**TASK STATEMENT**
Leave out the pictures and copy every record exactly.

**Data extracted from a collection**
»»

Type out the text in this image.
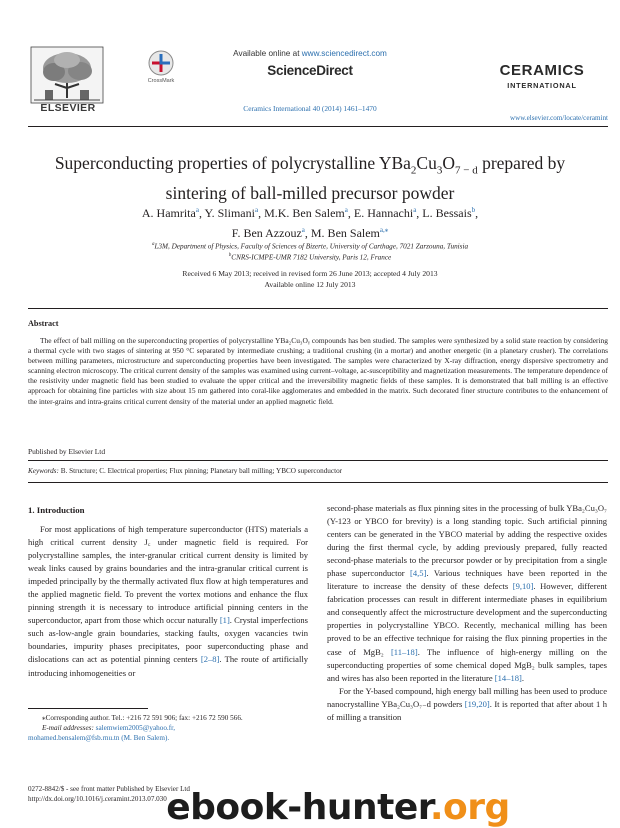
ELSEVIER
CrossMark
Available online at www.sciencedirect.com
ScienceDirect
Ceramics International 40 (2014) 1461–1470
CERAMICS
INTERNATIONAL
www.elsevier.com/locate/ceramint
Superconducting properties of polycrystalline $YBa_2Cu_3O_{7 - d}$ prepared by
sintering of ball-milled precursor powder
A. Hamrita$^a$, Y. Slimani$^a$, M.K. Ben Salem$^a$, E. Hannachi$^a$, L. Bessais$^b$,
F. Ben Azzouz$^a$, M. Ben Salem$^{a,⁎}$
$^a$L3M, Department of Physics, Faculty of Sciences of Bizerte, University of Carthage, 7021 Zarzouna, Tunisia
$^b$CNRS-ICMPE-UMR 7182 University, Paris 12, France
Received 6 May 2013; received in revised form 26 June 2013; accepted 4 July 2013
Available online 12 July 2013
Abstract
The effect of ball milling on the superconducting properties of polycrystalline YBa₂Cu₃Oᵧ compounds has ben studied. The samples were synthesized by a solid state reaction by considering a thermal cycle with two stages of sintering at 950 °C separated by intermediate crushing; a traditional crushing (in a mortar) and another energetic (in a planetary crusher). The correlations between milling parameters, microstructure and superconducting properties have been investigated. The samples were characterized by X-ray diffraction, energy dispersive spectrometry and scanning electron microscopy. The critical current density of the samples was examined using current–voltage, ac-susceptibility and magnetization measurements. The temperature dependence of the resistivity under magnetic field has been studied to evaluate the upper critical and the irreversibility magnetic fields of these samples. It is demonstrated that ball milling is an effective approach for obtaining fine particles with size about 15 nm gathered into coral-like agglomerates and embedded in the matrix. Such decorated finer structure contributes to the enhancement of the inter-grains and intra-grains critical current density of the material under an applied magnetic field.
Published by Elsevier Ltd
Keywords: B. Structure; C. Electrical properties; Flux pinning; Planetary ball milling; YBCO superconductor
1. Introduction

For most applications of high temperature superconductor (HTS) materials a high critical current density J꜀ under magnetic field is required. For polycrystalline samples, the inter-granular critical current density is limited by weak links caused by grains boundaries and the intra-granular critical current is impeded principally by the thermally activated flux flow at high temperatures and the applied magnetic field. To prevent the vortex motions and enhance the flux pinning strength it is necessary to introduce artificial pinning centers in the superconductor, apart from those which occur naturally [1]. Crystal imperfections such as-low-angle grain boundaries, stacking faults, oxygen vacancies twin boundaries, impurity phases precipitates, poor superconducting phase and dislocations can act as potential pinning centers [2–8]. The route of artificially introducing inhomogeneities or

second-phase materials as flux pinning sites in the processing of bulk YBa₂Cu₃O₇ (Y-123 or YBCO for brevity) is a long standing topic. Such artificial pinning centers can be generated in the YBCO material by adding the respective oxides during the first thermal cycle, by adding previously prepared, fully reacted second-phase materials to the precursor powder or by precipitation from a single phase superconductor [4,5]. Various techniques have been reported in the literature to increase the density of these defects [9,10]. However, different fabrication processes can result in different intermediate phases in equilibrium and consequently affect the microstructure development and the superconducting properties in polycrystalline YBCO. Recently, mechanical milling has been proved to be an effective technique for raising the flux pinning properties in the case of MgB₂ [11–18]. The influence of high-energy milling on the superconducting properties of some chemical doped MgB₂ bulk samples, tapes and wires has also been reported in the literature [14–18].

For the Y-based compound, high energy ball milling has been used to produce nanocrystalline YBa₂Cu₃O₇₋d powders [19,20]. It is reported that after about 1 h of milling a transition

⁎Corresponding author. Tel.: +216 72 591 906; fax: +216 72 590 566.
E-mail addresses: salemwiem2005@yahoo.fr,
mohamed.bensalem@fsb.rnu.tn (M. Ben Salem).
0272-8842/$ - see front matter Published by Elsevier Ltd
http://dx.doi.org/10.1016/j.ceramint.2013.07.030 ebook-hunter.org
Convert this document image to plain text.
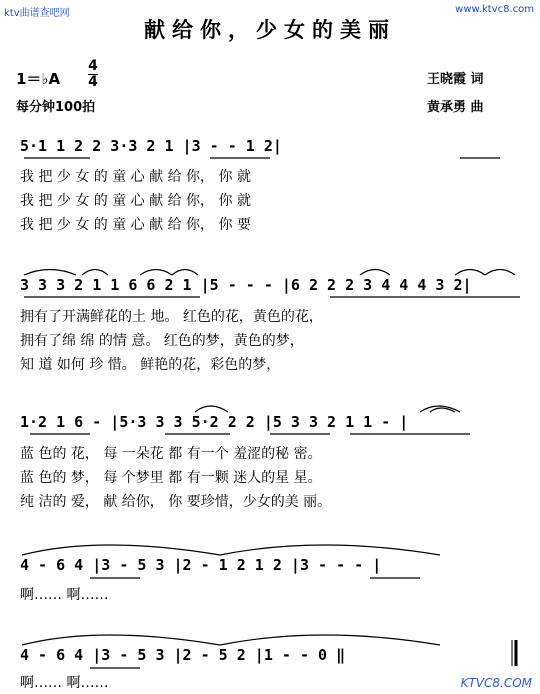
ktv曲谱查吧网	www.ktvc8.com
KTVC8.COM
献给你，少女的美丽
1＝♭A
4
4
每分钟100拍
王晓霞 词
黄承勇 曲
5·1 1 2 2 3·3 2 1 |3 - - 1 2|
我 把 少 女 的 童 心 献 给 你， 你 就
我 把 少 女 的 童 心 献 给 你， 你 就
我 把 少 女 的 童 心 献 给 你， 你 要
3 3 3 2 1 1 6 6 2 1 |5 - - - |6 2 2 2 3 4 4 4 3 2|
拥有了开满鲜花的土 地。 红色的花，黄色的花，
拥有了绵 绵 的情 意。 红色的梦，黄色的梦，
知 道 如何 珍 惜。 鲜艳的花，彩色的梦，
1·2 1 6 - |5·3 3 3 5·2 2 2 |5 3 3 2 1 1 - |
蓝 色的 花， 每 一朵花 都 有一个 羞涩的秘 密。
蓝 色的 梦， 每 个梦里 都 有一颗 迷人的星 星。
纯 洁的 爱， 献 给你， 你 要珍惜，少女的美 丽。
4 - 6 4 |3 - 5 3 |2 - 1 2 1 2 |3 - - - |
啊…… 啊……
4 - 6 4 |3 - 5 3 |2 - 5 2 |1 - - 0 ‖
啊…… 啊……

««

**TASK OUTPUT**
Type out the text in this image.
ELSEVIER
CrossMark
Available online at www.sciencedirect.com
ScienceDirect
Ceramics International 40 (2014) 1461–1470
CERAMICS
INTERNATIONAL
www.elsevier.com/locate/ceramint
Superconducting properties of polycrystalline $YBa_2Cu_3O_{7 - d}$ prepared by
sintering of ball-milled precursor powder
A. Hamrita$^a$, Y. Slimani$^a$, M.K. Ben Salem$^a$, E. Hannachi$^a$, L. Bessais$^b$,
F. Ben Azzouz$^a$, M. Ben Salem$^{a,⁎}$
$^a$L3M, Department of Physics, Faculty of Sciences of Bizerte, University of Carthage, 7021 Zarzouna, Tunisia
$^b$CNRS-ICMPE-UMR 7182 University, Paris 12, France
Received 6 May 2013; received in revised form 26 June 2013; accepted 4 July 2013
Available online 12 July 2013
Abstract
The effect of ball milling on the superconducting properties of polycrystalline YBa₂Cu₃Oᵧ compounds has ben studied. The samples were synthesized by a solid state reaction by considering a thermal cycle with two stages of sintering at 950 °C separated by intermediate crushing; a traditional crushing (in a mortar) and another energetic (in a planetary crusher). The correlations between milling parameters, microstructure and superconducting properties have been investigated. The samples were characterized by X-ray diffraction, energy dispersive spectrometry and scanning electron microscopy. The critical current density of the samples was examined using current–voltage, ac-susceptibility and magnetization measurements. The temperature dependence of the resistivity under magnetic field has been studied to evaluate the upper critical and the irreversibility magnetic fields of these samples. It is demonstrated that ball milling is an effective approach for obtaining fine particles with size about 15 nm gathered into coral-like agglomerates and embedded in the matrix. Such decorated finer structure contributes to the enhancement of the inter-grains and intra-grains critical current density of the material under an applied magnetic field.
Published by Elsevier Ltd
Keywords: B. Structure; C. Electrical properties; Flux pinning; Planetary ball milling; YBCO superconductor
1. Introduction

For most applications of high temperature superconductor (HTS) materials a high critical current density J꜀ under magnetic field is required. For polycrystalline samples, the inter-granular critical current density is limited by weak links caused by grains boundaries and the intra-granular critical current is impeded principally by the thermally activated flux flow at high temperatures and the applied magnetic field. To prevent the vortex motions and enhance the flux pinning strength it is necessary to introduce artificial pinning centers in the superconductor, apart from those which occur naturally [1]. Crystal imperfections such as-low-angle grain boundaries, stacking faults, oxygen vacancies twin boundaries, impurity phases precipitates, poor superconducting phase and dislocations can act as potential pinning centers [2–8]. The route of artificially introducing inhomogeneities or

second-phase materials as flux pinning sites in the processing of bulk YBa₂Cu₃O₇ (Y-123 or YBCO for brevity) is a long standing topic. Such artificial pinning centers can be generated in the YBCO material by adding the respective oxides during the first thermal cycle, by adding previously prepared, fully reacted second-phase materials to the precursor powder or by precipitation from a single phase superconductor [4,5]. Various techniques have been reported in the literature to increase the density of these defects [9,10]. However, different fabrication processes can result in different intermediate phases in equilibrium and consequently affect the microstructure development and the superconducting properties in polycrystalline YBCO. Recently, mechanical milling has been proved to be an effective technique for raising the flux pinning properties in the case of MgB₂ [11–18]. The influence of high-energy milling on the superconducting properties of some chemical doped MgB₂ bulk samples, tapes and wires has also been reported in the literature [14–18].

For the Y-based compound, high energy ball milling has been used to produce nanocrystalline YBa₂Cu₃O₇₋d powders [19,20]. It is reported that after about 1 h of milling a transition

⁎Corresponding author. Tel.: +216 72 591 906; fax: +216 72 590 566.
E-mail addresses: salemwiem2005@yahoo.fr,
mohamed.bensalem@fsb.rnu.tn (M. Ben Salem).
0272-8842/$ - see front matter Published by Elsevier Ltd
http://dx.doi.org/10.1016/j.ceramint.2013.07.030 ebook-hunter.org
Convert this document image to plain text.
ktv曲谱查吧网	www.ktvc8.com
KTVC8.COM
献给你，少女的美丽
1＝♭A
4
4
每分钟100拍
王晓霞 词
黄承勇 曲
5·1 1 2 2 3·3 2 1 |3 - - 1 2|
我 把 少 女 的 童 心 献 给 你， 你 就
我 把 少 女 的 童 心 献 给 你， 你 就
我 把 少 女 的 童 心 献 给 你， 你 要
3 3 3 2 1 1 6 6 2 1 |5 - - - |6 2 2 2 3 4 4 4 3 2|
拥有了开满鲜花的土 地。 红色的花，黄色的花，
拥有了绵 绵 的情 意。 红色的梦，黄色的梦，
知 道 如何 珍 惜。 鲜艳的花，彩色的梦，
1·2 1 6 - |5·3 3 3 5·2 2 2 |5 3 3 2 1 1 - |
蓝 色的 花， 每 一朵花 都 有一个 羞涩的秘 密。
蓝 色的 梦， 每 个梦里 都 有一颗 迷人的星 星。
纯 洁的 爱， 献 给你， 你 要珍惜，少女的美 丽。
4 - 6 4 |3 - 5 3 |2 - 1 2 1 2 |3 - - - |
啊…… 啊……
4 - 6 4 |3 - 5 3 |2 - 5 2 |1 - - 0 ‖
啊…… 啊……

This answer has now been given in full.